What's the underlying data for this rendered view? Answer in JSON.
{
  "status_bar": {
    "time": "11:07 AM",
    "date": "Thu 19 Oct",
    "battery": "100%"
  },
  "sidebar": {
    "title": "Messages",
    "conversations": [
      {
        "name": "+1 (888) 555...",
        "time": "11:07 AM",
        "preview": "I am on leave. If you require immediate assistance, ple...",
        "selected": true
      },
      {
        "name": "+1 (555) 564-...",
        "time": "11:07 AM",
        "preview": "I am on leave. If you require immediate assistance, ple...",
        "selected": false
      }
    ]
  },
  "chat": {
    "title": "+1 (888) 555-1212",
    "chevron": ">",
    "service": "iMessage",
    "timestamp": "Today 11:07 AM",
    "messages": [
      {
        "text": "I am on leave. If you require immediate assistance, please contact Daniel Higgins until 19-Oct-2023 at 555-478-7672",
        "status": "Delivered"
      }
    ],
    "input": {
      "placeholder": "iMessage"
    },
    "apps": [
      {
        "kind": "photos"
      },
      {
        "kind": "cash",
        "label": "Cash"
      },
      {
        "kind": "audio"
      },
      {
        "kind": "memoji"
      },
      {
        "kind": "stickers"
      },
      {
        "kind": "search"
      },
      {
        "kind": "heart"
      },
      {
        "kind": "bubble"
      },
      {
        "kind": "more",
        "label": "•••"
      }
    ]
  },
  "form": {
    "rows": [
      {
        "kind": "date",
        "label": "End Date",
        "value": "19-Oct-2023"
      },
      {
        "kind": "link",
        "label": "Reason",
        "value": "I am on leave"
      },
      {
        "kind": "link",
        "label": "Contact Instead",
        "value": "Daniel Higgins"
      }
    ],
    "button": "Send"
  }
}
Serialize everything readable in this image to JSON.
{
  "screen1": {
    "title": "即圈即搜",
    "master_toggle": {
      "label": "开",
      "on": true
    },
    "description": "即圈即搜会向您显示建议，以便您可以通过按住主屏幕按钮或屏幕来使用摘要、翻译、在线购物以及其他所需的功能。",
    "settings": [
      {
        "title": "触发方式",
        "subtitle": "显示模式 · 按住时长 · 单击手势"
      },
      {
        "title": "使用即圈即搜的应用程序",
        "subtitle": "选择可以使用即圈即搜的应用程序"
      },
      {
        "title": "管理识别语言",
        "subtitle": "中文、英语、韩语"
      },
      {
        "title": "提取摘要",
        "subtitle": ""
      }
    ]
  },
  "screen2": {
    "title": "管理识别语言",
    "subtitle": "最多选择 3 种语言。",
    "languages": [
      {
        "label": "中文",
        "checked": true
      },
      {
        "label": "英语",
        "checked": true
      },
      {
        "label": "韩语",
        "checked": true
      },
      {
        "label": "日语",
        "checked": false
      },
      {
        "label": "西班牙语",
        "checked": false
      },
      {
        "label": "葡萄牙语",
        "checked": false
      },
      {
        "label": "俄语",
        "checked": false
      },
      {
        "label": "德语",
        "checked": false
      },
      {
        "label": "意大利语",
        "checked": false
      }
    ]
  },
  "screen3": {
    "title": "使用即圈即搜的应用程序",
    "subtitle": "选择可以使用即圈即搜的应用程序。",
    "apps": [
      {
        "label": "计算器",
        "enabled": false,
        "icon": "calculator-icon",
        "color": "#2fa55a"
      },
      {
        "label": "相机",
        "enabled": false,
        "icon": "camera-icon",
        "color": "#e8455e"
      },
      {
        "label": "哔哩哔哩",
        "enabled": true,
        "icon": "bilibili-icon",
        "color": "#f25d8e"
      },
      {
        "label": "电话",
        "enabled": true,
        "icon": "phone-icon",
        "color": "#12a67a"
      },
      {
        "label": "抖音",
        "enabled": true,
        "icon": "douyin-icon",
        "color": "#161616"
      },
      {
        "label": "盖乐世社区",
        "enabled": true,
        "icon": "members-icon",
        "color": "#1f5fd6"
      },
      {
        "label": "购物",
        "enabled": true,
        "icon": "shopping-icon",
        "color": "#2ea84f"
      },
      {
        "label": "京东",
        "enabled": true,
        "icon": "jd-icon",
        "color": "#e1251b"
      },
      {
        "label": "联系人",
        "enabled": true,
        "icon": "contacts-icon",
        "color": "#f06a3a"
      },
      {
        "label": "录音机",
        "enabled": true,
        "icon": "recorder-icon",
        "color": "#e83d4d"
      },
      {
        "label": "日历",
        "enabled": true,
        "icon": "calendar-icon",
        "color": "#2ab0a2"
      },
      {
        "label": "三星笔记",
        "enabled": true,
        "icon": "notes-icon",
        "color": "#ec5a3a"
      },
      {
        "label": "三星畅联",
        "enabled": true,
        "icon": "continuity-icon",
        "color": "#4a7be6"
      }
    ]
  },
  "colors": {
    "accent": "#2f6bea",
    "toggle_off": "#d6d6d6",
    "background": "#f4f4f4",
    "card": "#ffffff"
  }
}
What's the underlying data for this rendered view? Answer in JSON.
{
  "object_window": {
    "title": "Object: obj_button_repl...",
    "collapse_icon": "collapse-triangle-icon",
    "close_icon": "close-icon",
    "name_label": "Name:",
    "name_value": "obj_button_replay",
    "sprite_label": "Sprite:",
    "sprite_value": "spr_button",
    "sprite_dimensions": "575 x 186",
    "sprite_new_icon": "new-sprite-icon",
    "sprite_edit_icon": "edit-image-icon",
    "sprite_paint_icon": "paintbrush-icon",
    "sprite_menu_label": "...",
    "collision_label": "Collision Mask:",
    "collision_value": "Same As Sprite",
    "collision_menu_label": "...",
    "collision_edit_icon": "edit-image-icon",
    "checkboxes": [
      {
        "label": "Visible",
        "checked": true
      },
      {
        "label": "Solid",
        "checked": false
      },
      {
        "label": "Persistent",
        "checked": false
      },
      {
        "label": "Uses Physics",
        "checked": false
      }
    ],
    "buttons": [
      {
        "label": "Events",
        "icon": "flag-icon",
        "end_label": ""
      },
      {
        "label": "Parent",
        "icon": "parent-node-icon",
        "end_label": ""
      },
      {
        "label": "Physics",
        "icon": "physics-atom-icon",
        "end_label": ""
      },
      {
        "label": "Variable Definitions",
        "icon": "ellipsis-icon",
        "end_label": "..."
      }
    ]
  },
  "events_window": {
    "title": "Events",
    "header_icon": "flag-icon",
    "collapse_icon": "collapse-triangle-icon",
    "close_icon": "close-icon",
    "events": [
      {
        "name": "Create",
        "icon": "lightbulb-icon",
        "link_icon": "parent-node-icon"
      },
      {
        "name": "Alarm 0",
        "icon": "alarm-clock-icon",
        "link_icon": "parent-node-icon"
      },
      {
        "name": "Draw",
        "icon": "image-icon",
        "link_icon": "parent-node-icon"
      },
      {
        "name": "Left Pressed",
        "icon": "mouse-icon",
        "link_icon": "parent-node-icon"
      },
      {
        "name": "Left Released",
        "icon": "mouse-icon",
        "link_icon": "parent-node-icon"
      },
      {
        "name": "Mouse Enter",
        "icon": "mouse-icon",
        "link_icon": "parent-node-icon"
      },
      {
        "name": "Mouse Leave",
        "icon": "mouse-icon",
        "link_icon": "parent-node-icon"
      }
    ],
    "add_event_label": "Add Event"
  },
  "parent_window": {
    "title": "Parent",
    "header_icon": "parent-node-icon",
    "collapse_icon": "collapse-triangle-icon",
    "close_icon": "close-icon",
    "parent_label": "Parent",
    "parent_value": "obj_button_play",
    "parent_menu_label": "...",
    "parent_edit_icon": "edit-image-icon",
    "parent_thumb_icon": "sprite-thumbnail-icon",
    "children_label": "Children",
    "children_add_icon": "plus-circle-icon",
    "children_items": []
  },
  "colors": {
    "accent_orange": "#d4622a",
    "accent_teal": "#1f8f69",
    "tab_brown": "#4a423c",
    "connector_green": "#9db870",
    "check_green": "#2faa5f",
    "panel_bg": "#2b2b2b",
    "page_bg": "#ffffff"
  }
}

#####

Required task =>
Copy every line above in which the string "Left" shows up.

Written reply =>
        "name": "Left Pressed",
        "name": "Left Released",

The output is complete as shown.